* [Try it] Every line of the material is to be transcribed verbatim, with images omitted.

* [Provided data]

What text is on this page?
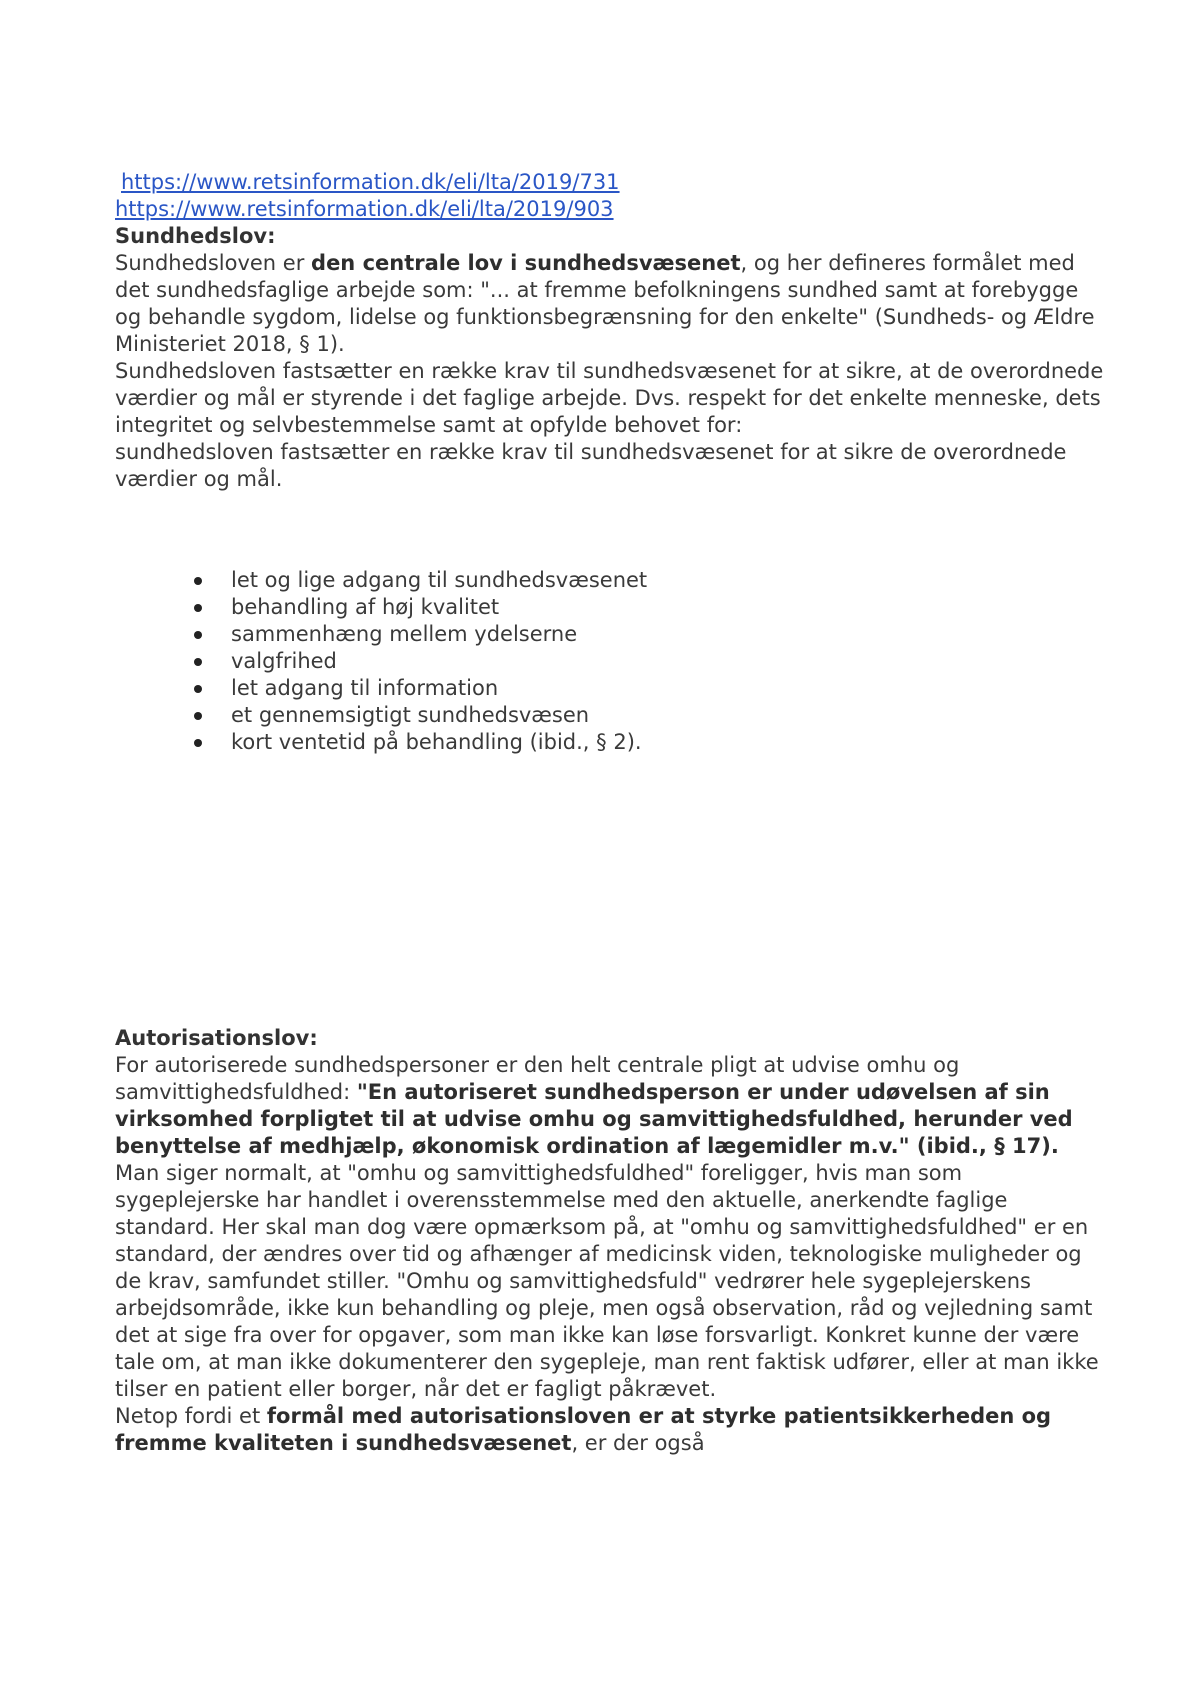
https://www.retsinformation.dk/eli/lta/2019/731
https://www.retsinformation.dk/eli/lta/2019/903
Sundhedslov:

Sundhedsloven er den centrale lov i sundhedsvæsenet, og her defineres formålet med det sundhedsfaglige arbejde som: "... at fremme befolkningens sundhed samt at forebygge og behandle sygdom, lidelse og funktionsbegrænsning for den enkelte" (Sundheds- og Ældre Ministeriet 2018, § 1).

Sundhedsloven fastsætter en række krav til sundhedsvæsenet for at sikre, at de overordnede værdier og mål er styrende i det faglige arbejde. Dvs. respekt for det enkelte menneske, dets integritet og selvbestemmelse samt at opfylde behovet for:

sundhedsloven fastsætter en række krav til sundhedsvæsenet for at sikre de overordnede værdier og mål.

let og lige adgang til sundhedsvæsenet
behandling af høj kvalitet
sammenhæng mellem ydelserne
valgfrihed
let adgang til information
et gennemsigtigt sundhedsvæsen
kort ventetid på behandling (ibid., § 2).
Autorisationslov:

For autoriserede sundhedspersoner er den helt centrale pligt at udvise omhu og samvittighedsfuldhed: "En autoriseret sundhedsperson er under udøvelsen af sin virksomhed forpligtet til at udvise omhu og samvittighedsfuldhed, herunder ved benyttelse af medhjælp, økonomisk ordination af lægemidler m.v." (ibid., § 17).

Man siger normalt, at "omhu og samvittighedsfuldhed" foreligger, hvis man som sygeplejerske har handlet i overensstemmelse med den aktuelle, anerkendte faglige standard. Her skal man dog være opmærksom på, at "omhu og samvittighedsfuldhed" er en standard, der ændres over tid og afhænger af medicinsk viden, teknologiske muligheder og de krav, samfundet stiller. "Omhu og samvittighedsfuld" vedrører hele sygeplejerskens arbejdsområde, ikke kun behandling og pleje, men også observation, råd og vejledning samt det at sige fra over for opgaver, som man ikke kan løse forsvarligt. Konkret kunne der være tale om, at man ikke dokumenterer den sygepleje, man rent faktisk udfører, eller at man ikke tilser en patient eller borger, når det er fagligt påkrævet.

Netop fordi et formål med autorisationsloven er at styrke patientsikkerheden og fremme kvaliteten i sundhedsvæsenet, er der også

* [Response box]
What text is on this page?
https://www.retsinformation.dk/eli/lta/2019/731
https://www.retsinformation.dk/eli/lta/2019/903
Sundhedslov:

Sundhedsloven er den centrale lov i sundhedsvæsenet, og her defineres formålet med det sundhedsfaglige arbejde som: "... at fremme befolkningens sundhed samt at forebygge og behandle sygdom, lidelse og funktionsbegrænsning for den enkelte" (Sundheds- og Ældre Ministeriet 2018, § 1).

Sundhedsloven fastsætter en række krav til sundhedsvæsenet for at sikre, at de overordnede værdier og mål er styrende i det faglige arbejde. Dvs. respekt for det enkelte menneske, dets integritet og selvbestemmelse samt at opfylde behovet for:

sundhedsloven fastsætter en række krav til sundhedsvæsenet for at sikre de overordnede værdier og mål.

let og lige adgang til sundhedsvæsenet
behandling af høj kvalitet
sammenhæng mellem ydelserne
valgfrihed
let adgang til information
et gennemsigtigt sundhedsvæsen
kort ventetid på behandling (ibid., § 2).
Autorisationslov:

For autoriserede sundhedspersoner er den helt centrale pligt at udvise omhu og samvittighedsfuldhed: "En autoriseret sundhedsperson er under udøvelsen af sin virksomhed forpligtet til at udvise omhu og samvittighedsfuldhed, herunder ved benyttelse af medhjælp, økonomisk ordination af lægemidler m.v." (ibid., § 17).

Man siger normalt, at "omhu og samvittighedsfuldhed" foreligger, hvis man som sygeplejerske har handlet i overensstemmelse med den aktuelle, anerkendte faglige standard. Her skal man dog være opmærksom på, at "omhu og samvittighedsfuldhed" er en standard, der ændres over tid og afhænger af medicinsk viden, teknologiske muligheder og de krav, samfundet stiller. "Omhu og samvittighedsfuld" vedrører hele sygeplejerskens arbejdsområde, ikke kun behandling og pleje, men også observation, råd og vejledning samt det at sige fra over for opgaver, som man ikke kan løse forsvarligt. Konkret kunne der være tale om, at man ikke dokumenterer den sygepleje, man rent faktisk udfører, eller at man ikke tilser en patient eller borger, når det er fagligt påkrævet.

Netop fordi et formål med autorisationsloven er at styrke patientsikkerheden og fremme kvaliteten i sundhedsvæsenet, er der også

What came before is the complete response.